Annotations of page elements:
########

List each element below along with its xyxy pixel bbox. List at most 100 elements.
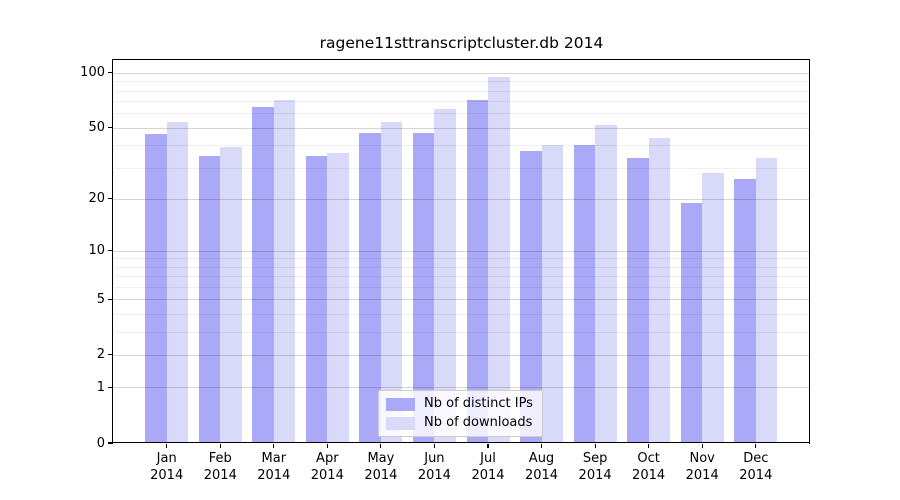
y-tick: [108, 386, 112, 388]
x-tick-month: Nov: [689, 451, 715, 466]
y-tick-label: 1: [96, 379, 105, 395]
x-tick-year: 2014: [632, 468, 666, 483]
bar-ips-dec: [734, 178, 756, 443]
x-tick-month: Feb: [208, 451, 232, 466]
x-tick-label-dec: Dec 2014: [726, 450, 786, 484]
bar-downloads-oct: [648, 137, 671, 443]
bar-ips-mar: [252, 106, 274, 443]
x-tick-year: 2014: [310, 468, 344, 483]
x-tick-year: 2014: [578, 468, 612, 483]
y-tick: [108, 198, 112, 200]
bar-downloads-mar: [273, 100, 296, 443]
x-tick: [219, 444, 221, 448]
x-tick-year: 2014: [203, 468, 237, 483]
legend-label: Nb of distinct IPs: [424, 396, 533, 411]
plot-spine-bottom: [113, 442, 810, 444]
bar-ips-nov: [680, 202, 703, 443]
x-tick-month: Oct: [637, 451, 660, 466]
x-tick-year: 2014: [471, 468, 505, 483]
x-tick: [701, 444, 703, 448]
x-tick-label-apr: Apr 2014: [297, 450, 357, 484]
bar-downloads-jan: [166, 121, 189, 443]
plot-spine-right: [809, 59, 811, 444]
x-tick: [755, 444, 757, 448]
x-tick-month: Jun: [424, 451, 445, 466]
bar-ips-sep: [573, 145, 596, 443]
legend-swatch-downloads: [386, 416, 415, 430]
gridline-major: [113, 198, 810, 200]
x-tick-label-aug: Aug 2014: [512, 450, 572, 484]
gridline-minor: [113, 113, 810, 115]
gridline-major: [113, 299, 810, 301]
bar-ips-jun: [412, 132, 435, 443]
bar-downloads-apr: [327, 153, 349, 443]
bar-ips-aug: [520, 151, 542, 443]
x-tick-month: Apr: [316, 451, 339, 466]
x-tick: [433, 444, 435, 448]
x-tick: [487, 444, 489, 448]
gridline-minor: [113, 145, 810, 147]
legend-item: Nb of downloads: [386, 415, 533, 431]
y-tick: [108, 298, 112, 300]
bar-downloads-jun: [434, 109, 456, 443]
bar-ips-may: [359, 132, 381, 443]
gridline-minor: [113, 90, 810, 92]
gridline-minor: [113, 313, 810, 315]
gridline-minor: [113, 258, 810, 260]
x-tick-month: Jan: [156, 451, 177, 466]
x-tick-month: Dec: [743, 451, 769, 466]
plot-area: Nb of distinct IPs Nb of downloads 0 1 2 5 10…: [80, 59, 811, 483]
gridline-minor: [113, 167, 810, 169]
y-tick: [108, 250, 112, 252]
gridline-minor: [113, 276, 810, 278]
y-tick: [108, 72, 112, 74]
gridline-major: [113, 250, 810, 252]
x-tick-label-sep: Sep 2014: [565, 450, 625, 484]
x-tick-label-jan: Jan 2014: [137, 450, 197, 484]
bar-downloads-jul: [488, 76, 510, 443]
x-tick-month: Aug: [528, 451, 555, 466]
x-tick-label-jun: Jun 2014: [404, 450, 464, 484]
x-tick-label-feb: Feb 2014: [190, 450, 250, 484]
bar-ips-feb: [198, 155, 221, 443]
y-tick-label: 2: [96, 347, 105, 363]
x-tick-year: 2014: [739, 468, 773, 483]
gridline-minor: [113, 81, 810, 83]
gridline-minor: [113, 101, 810, 103]
bar-downloads-sep: [595, 124, 617, 443]
x-tick: [540, 444, 543, 448]
bar-downloads-may: [380, 121, 403, 443]
bar-ips-oct: [627, 157, 649, 443]
y-tick-label: 50: [88, 120, 105, 136]
bar-ips-apr: [305, 155, 328, 443]
gridline-major: [113, 127, 810, 129]
x-tick: [166, 444, 168, 448]
gridline-major: [113, 354, 810, 356]
x-tick: [326, 444, 328, 448]
x-tick-year: 2014: [257, 468, 291, 483]
x-tick-label-mar: Mar 2014: [244, 450, 304, 484]
x-tick: [648, 444, 650, 448]
x-tick: [273, 444, 275, 448]
x-tick-year: 2014: [685, 468, 719, 483]
y-tick: [108, 442, 112, 444]
x-tick-month: Mar: [261, 451, 287, 466]
x-tick-month: Sep: [582, 451, 608, 466]
bar-downloads-aug: [541, 145, 564, 443]
x-tick-label-nov: Nov 2014: [672, 450, 732, 484]
x-tick-year: 2014: [150, 468, 184, 483]
plot-spine-top: [113, 59, 810, 61]
plot-spine-left: [112, 59, 114, 444]
bar-downloads-dec: [755, 157, 778, 443]
y-tick-label: 0: [96, 435, 105, 451]
x-tick-year: 2014: [524, 468, 559, 483]
bar-downloads-feb: [220, 147, 242, 443]
y-tick-label: 100: [80, 65, 105, 81]
legend-label: Nb of downloads: [424, 415, 533, 430]
legend: Nb of distinct IPs Nb of downloads: [378, 390, 543, 437]
gridline-major: [113, 387, 810, 389]
x-tick-label-jul: Jul 2014: [458, 450, 518, 484]
x-tick: [380, 444, 382, 448]
y-tick-label: 10: [88, 243, 105, 259]
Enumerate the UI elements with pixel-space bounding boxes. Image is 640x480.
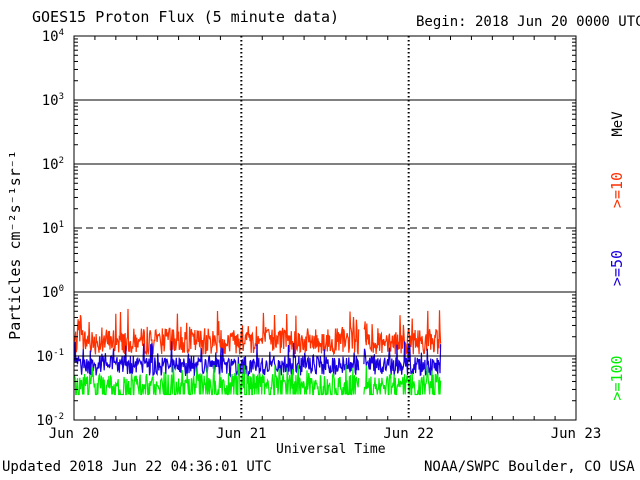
grid-lines <box>74 36 576 420</box>
credit-label: NOAA/SWPC Boulder, CO USA <box>424 459 635 475</box>
y-axis-label: Particles cm⁻²s⁻¹sr⁻¹ <box>6 150 24 340</box>
y-tick-label: 10-1 <box>36 348 64 365</box>
legend-unit-label: MeV <box>610 111 626 137</box>
y-tick-label: 104 <box>42 28 64 45</box>
chart-title: GOES15 Proton Flux (5 minute data) <box>32 8 340 26</box>
series-trace-1 <box>73 308 442 356</box>
begin-timestamp: Begin: 2018 Jun 20 0000 UTC <box>416 14 640 30</box>
series-trace-2 <box>73 341 442 378</box>
series-trace-3 <box>73 362 442 396</box>
plot-border <box>73 35 577 421</box>
x-tick-labels: Jun 20 Jun 21 Jun 22 Jun 23 <box>49 426 602 442</box>
y-tick-label: 101 <box>42 220 64 237</box>
y-tick-label: 103 <box>42 92 64 109</box>
x-tick-label: Jun 21 <box>216 426 267 442</box>
updated-timestamp: Updated 2018 Jun 22 04:36:01 UTC <box>2 459 272 475</box>
y-tick-labels: 10-2 10-1 100 101 102 103 104 <box>36 28 64 429</box>
x-axis-label: Universal Time <box>276 442 386 457</box>
legend: >=10 >=50 >=100 MeV <box>608 111 626 401</box>
legend-entry-3: >=100 <box>608 355 626 400</box>
y-tick-label: 100 <box>42 284 64 301</box>
x-tick-label: Jun 22 <box>383 426 434 442</box>
plot-frame <box>73 35 577 421</box>
x-tick-label: Jun 23 <box>551 426 602 442</box>
legend-entry-2: >=50 <box>608 250 626 286</box>
y-tick-label: 10-2 <box>36 412 64 429</box>
x-tick-label: Jun 20 <box>49 426 100 442</box>
series-traces <box>73 308 442 396</box>
legend-entry-1: >=10 <box>608 172 626 208</box>
y-tick-label: 102 <box>42 156 64 173</box>
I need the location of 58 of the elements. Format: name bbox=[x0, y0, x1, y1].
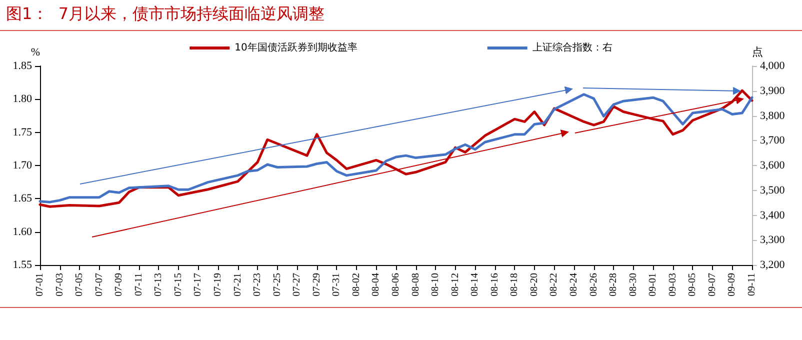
x-tick-label: 08-10 bbox=[430, 273, 442, 296]
x-tick-label: 08-08 bbox=[410, 273, 422, 296]
x-tick-label: 09-09 bbox=[726, 273, 738, 296]
x-tick-label: 08-04 bbox=[370, 273, 382, 296]
x-tick-label: 08-16 bbox=[489, 273, 500, 296]
x-tick-label: 08-28 bbox=[608, 273, 620, 296]
x-tick-label: 08-20 bbox=[528, 273, 540, 296]
y2-tick-label: 3,300 bbox=[760, 234, 786, 246]
y-tick-label: 1.80 bbox=[12, 93, 32, 106]
x-tick-label: 07-07 bbox=[94, 273, 105, 296]
x-tick-label: 08-30 bbox=[628, 273, 639, 296]
y2-tick-label: 4,000 bbox=[760, 60, 786, 72]
y-tick-label: 1.75 bbox=[12, 126, 32, 138]
x-tick-label: 07-13 bbox=[153, 273, 164, 296]
x-tick-label: 08-14 bbox=[470, 273, 481, 296]
x-tick-label: 08-06 bbox=[390, 273, 402, 296]
chart-title: 图1： 7月以来，债市市场持续面临逆风调整 bbox=[6, 4, 325, 25]
x-tick-label: 08-12 bbox=[450, 273, 461, 296]
x-tick-label: 07-09 bbox=[114, 273, 125, 296]
legend-label: 10年国债活跃券到期收益率 bbox=[234, 42, 358, 54]
y2-tick-label: 3,400 bbox=[760, 209, 786, 222]
x-tick-label: 09-05 bbox=[687, 273, 698, 296]
y-tick-label: 1.85 bbox=[12, 60, 32, 72]
x-tick-label: 07-15 bbox=[172, 273, 184, 296]
x-tick-label: 08-26 bbox=[588, 273, 600, 296]
x-tick-label: 09-11 bbox=[746, 273, 758, 296]
y-tick-label: 1.65 bbox=[12, 192, 32, 205]
y2-tick-label: 3,900 bbox=[760, 84, 786, 97]
x-tick-label: 09-03 bbox=[667, 273, 678, 296]
x-tick-label: 07-31 bbox=[331, 273, 342, 296]
x-tick-label: 09-07 bbox=[706, 273, 718, 296]
x-tick-label: 08-24 bbox=[568, 273, 580, 296]
x-tick-label: 07-23 bbox=[252, 273, 264, 296]
x-tick-label: 07-19 bbox=[212, 273, 224, 296]
y2-tick-label: 3,800 bbox=[760, 110, 786, 122]
y2-tick-label: 3,500 bbox=[760, 184, 786, 196]
x-tick-label: 09-01 bbox=[648, 273, 659, 296]
x-tick-label: 07-29 bbox=[311, 273, 322, 296]
y-tick-label: 1.60 bbox=[12, 226, 32, 238]
x-tick-label: 08-22 bbox=[548, 273, 560, 296]
y-tick-label: 1.70 bbox=[12, 160, 32, 172]
x-tick-label: 07-17 bbox=[192, 273, 204, 296]
x-tick-label: 07-03 bbox=[54, 273, 66, 296]
x-tick-label: 07-01 bbox=[34, 273, 46, 296]
y2-tick-label: 3,600 bbox=[760, 160, 786, 172]
x-tick-label: 07-21 bbox=[232, 273, 244, 296]
y2-tick-label: 3,200 bbox=[760, 259, 786, 271]
x-tick-label: 08-18 bbox=[509, 273, 520, 296]
x-tick-label: 07-27 bbox=[292, 273, 303, 296]
x-tick-label: 08-02 bbox=[350, 273, 362, 296]
y2-tick-label: 3,700 bbox=[760, 134, 786, 147]
y2-axis-title: 点 bbox=[752, 46, 763, 58]
y-tick-label: 1.55 bbox=[12, 259, 32, 271]
x-tick-label: 07-11 bbox=[133, 273, 144, 296]
legend-label: 上证综合指数：右 bbox=[532, 42, 612, 54]
y-axis-title: % bbox=[30, 46, 40, 58]
x-tick-label: 07-25 bbox=[272, 273, 283, 296]
x-tick-label: 07-05 bbox=[74, 273, 86, 296]
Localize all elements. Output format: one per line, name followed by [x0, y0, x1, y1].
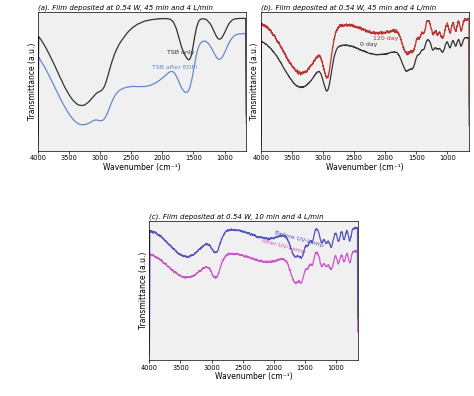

########

WHAT YOU ARE ASKED TO DO: Can you rewrite the lines above as a numbered list, starting at the line with "x-tick-label: 08-10 bbox=[430, 273, 442, 296]" and going up to and including the line with "x-tick-label: 08-26 bbox=[588, 273, 600, 296]"? Leave out any blank lines.

FINISHED ANSWER:
1. x-tick-label: 08-10 bbox=[430, 273, 442, 296]
2. x-tick-label: 08-08 bbox=[410, 273, 422, 296]
3. x-tick-label: 09-09 bbox=[726, 273, 738, 296]
4. x-tick-label: 08-04 bbox=[370, 273, 382, 296]
5. x-tick-label: 08-16 bbox=[489, 273, 500, 296]
6. x-tick-label: 08-28 bbox=[608, 273, 620, 296]
7. x-tick-label: 08-20 bbox=[528, 273, 540, 296]
8. y2-tick-label: 3,300 bbox=[760, 234, 786, 246]
9. y-tick-label: 1.80 bbox=[12, 93, 32, 106]
10. x-tick-label: 07-07 bbox=[94, 273, 105, 296]
11. x-tick-label: 08-30 bbox=[628, 273, 639, 296]
12. y2-tick-label: 4,000 bbox=[760, 60, 786, 72]
13. y-tick-label: 1.75 bbox=[12, 126, 32, 138]
14. x-tick-label: 07-13 bbox=[153, 273, 164, 296]
15. x-tick-label: 08-14 bbox=[470, 273, 481, 296]
16. x-tick-label: 08-06 bbox=[390, 273, 402, 296]
17. chart-title: 图1： 7月以来，债市市场持续面临逆风调整 bbox=[6, 4, 325, 25]
18. x-tick-label: 08-12 bbox=[450, 273, 461, 296]
19. x-tick-label: 07-09 bbox=[114, 273, 125, 296]
20. legend-label: 10年国债活跃券到期收益率 bbox=[234, 42, 358, 54]
21. y2-tick-label: 3,400 bbox=[760, 209, 786, 222]
22. x-tick-label: 09-05 bbox=[687, 273, 698, 296]
23. y-tick-label: 1.85 bbox=[12, 60, 32, 72]
24. x-tick-label: 07-15 bbox=[172, 273, 184, 296]
25. x-tick-label: 08-26 bbox=[588, 273, 600, 296]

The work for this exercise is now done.